* _Information provided_
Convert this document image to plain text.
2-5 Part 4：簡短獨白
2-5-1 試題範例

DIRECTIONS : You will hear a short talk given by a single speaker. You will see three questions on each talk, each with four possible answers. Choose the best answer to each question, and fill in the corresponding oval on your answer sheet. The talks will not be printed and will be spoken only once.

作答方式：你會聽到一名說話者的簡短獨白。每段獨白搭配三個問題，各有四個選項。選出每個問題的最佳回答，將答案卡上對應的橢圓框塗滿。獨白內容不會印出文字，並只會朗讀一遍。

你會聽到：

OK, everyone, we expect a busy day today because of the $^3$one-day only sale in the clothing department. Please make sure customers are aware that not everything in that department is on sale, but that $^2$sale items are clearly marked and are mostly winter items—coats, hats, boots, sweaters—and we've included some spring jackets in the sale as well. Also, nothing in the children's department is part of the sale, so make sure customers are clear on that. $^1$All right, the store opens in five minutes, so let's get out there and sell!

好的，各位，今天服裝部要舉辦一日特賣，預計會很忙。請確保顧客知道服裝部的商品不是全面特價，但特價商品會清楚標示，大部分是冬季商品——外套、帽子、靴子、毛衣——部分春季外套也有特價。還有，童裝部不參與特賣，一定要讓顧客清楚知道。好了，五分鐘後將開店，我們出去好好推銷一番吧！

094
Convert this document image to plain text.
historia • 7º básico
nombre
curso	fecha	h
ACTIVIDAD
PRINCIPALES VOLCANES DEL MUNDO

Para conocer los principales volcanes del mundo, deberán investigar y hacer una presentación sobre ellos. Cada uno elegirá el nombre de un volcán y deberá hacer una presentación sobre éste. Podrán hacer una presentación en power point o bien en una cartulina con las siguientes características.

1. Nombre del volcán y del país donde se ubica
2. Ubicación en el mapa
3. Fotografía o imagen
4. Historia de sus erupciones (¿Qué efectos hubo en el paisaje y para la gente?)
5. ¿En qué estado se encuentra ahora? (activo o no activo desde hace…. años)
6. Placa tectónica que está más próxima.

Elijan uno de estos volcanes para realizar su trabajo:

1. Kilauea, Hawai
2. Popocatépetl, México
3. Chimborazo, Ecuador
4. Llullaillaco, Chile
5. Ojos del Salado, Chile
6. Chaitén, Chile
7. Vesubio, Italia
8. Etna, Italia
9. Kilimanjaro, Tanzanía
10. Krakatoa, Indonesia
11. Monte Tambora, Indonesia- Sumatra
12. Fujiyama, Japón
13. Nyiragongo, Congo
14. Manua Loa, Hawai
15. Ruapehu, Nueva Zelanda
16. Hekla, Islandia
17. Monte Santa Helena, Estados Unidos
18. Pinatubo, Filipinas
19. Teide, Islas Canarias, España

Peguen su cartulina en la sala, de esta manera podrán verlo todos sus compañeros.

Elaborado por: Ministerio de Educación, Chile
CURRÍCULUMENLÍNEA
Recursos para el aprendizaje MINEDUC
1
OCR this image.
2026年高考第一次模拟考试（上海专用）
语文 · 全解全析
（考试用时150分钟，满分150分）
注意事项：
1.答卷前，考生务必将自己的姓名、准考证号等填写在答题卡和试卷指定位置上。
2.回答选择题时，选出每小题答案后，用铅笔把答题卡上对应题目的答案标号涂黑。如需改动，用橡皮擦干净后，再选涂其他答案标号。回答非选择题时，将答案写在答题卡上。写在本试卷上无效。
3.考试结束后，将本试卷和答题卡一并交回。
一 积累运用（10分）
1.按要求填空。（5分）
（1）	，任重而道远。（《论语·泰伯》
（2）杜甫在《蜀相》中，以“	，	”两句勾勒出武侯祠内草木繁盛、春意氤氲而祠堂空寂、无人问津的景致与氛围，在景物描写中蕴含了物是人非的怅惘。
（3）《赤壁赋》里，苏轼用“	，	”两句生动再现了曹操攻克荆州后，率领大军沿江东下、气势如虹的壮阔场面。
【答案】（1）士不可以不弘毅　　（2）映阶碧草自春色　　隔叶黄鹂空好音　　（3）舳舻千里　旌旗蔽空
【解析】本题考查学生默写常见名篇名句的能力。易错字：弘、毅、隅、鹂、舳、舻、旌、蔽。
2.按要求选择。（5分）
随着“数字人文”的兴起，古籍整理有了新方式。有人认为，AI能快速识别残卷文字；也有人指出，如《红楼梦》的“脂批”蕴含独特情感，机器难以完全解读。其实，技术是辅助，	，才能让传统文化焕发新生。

* _Problem description_
Go through the material and select each line with the string "Chile" in it.

* _Task response_
4. Llullaillaco, Chile
5. Ojos del Salado, Chile
6. Chaitén, Chile
Elaborado por: Ministerio de Educación, Chile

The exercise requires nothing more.